The listing beneath should be written out in full, exactly as shown.

#### MATERIAL PROVIDED ####

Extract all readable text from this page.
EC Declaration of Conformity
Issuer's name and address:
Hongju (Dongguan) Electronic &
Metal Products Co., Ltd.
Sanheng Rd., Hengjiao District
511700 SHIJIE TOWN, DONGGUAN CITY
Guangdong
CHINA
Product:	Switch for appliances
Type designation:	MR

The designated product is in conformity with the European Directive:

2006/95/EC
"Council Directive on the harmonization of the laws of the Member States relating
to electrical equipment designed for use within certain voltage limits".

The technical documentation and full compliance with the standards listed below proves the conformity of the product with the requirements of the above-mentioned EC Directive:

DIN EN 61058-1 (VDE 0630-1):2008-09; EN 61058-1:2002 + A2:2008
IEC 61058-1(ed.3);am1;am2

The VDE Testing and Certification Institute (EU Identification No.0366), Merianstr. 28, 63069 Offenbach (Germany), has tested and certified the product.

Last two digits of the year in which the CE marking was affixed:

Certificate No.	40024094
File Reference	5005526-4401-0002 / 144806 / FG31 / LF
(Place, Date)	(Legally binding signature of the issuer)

####

▶ _EXERCISE RESPONSE_
Extract all readable text from this page.
EC Declaration of Conformity
Issuer's name and address:
Hongju (Dongguan) Electronic &
Metal Products Co., Ltd.
Sanheng Rd., Hengjiao District
511700 SHIJIE TOWN, DONGGUAN CITY
Guangdong
CHINA
Product:	Switch for appliances
Type designation:	MR

The designated product is in conformity with the European Directive:

2006/95/EC
"Council Directive on the harmonization of the laws of the Member States relating
to electrical equipment designed for use within certain voltage limits".

The technical documentation and full compliance with the standards listed below proves the conformity of the product with the requirements of the above-mentioned EC Directive:

DIN EN 61058-1 (VDE 0630-1):2008-09; EN 61058-1:2002 + A2:2008
IEC 61058-1(ed.3);am1;am2

The VDE Testing and Certification Institute (EU Identification No.0366), Merianstr. 28, 63069 Offenbach (Germany), has tested and certified the product.

Last two digits of the year in which the CE marking was affixed:

Certificate No.	40024094
File Reference	5005526-4401-0002 / 144806 / FG31 / LF
(Place, Date)	(Legally binding signature of the issuer)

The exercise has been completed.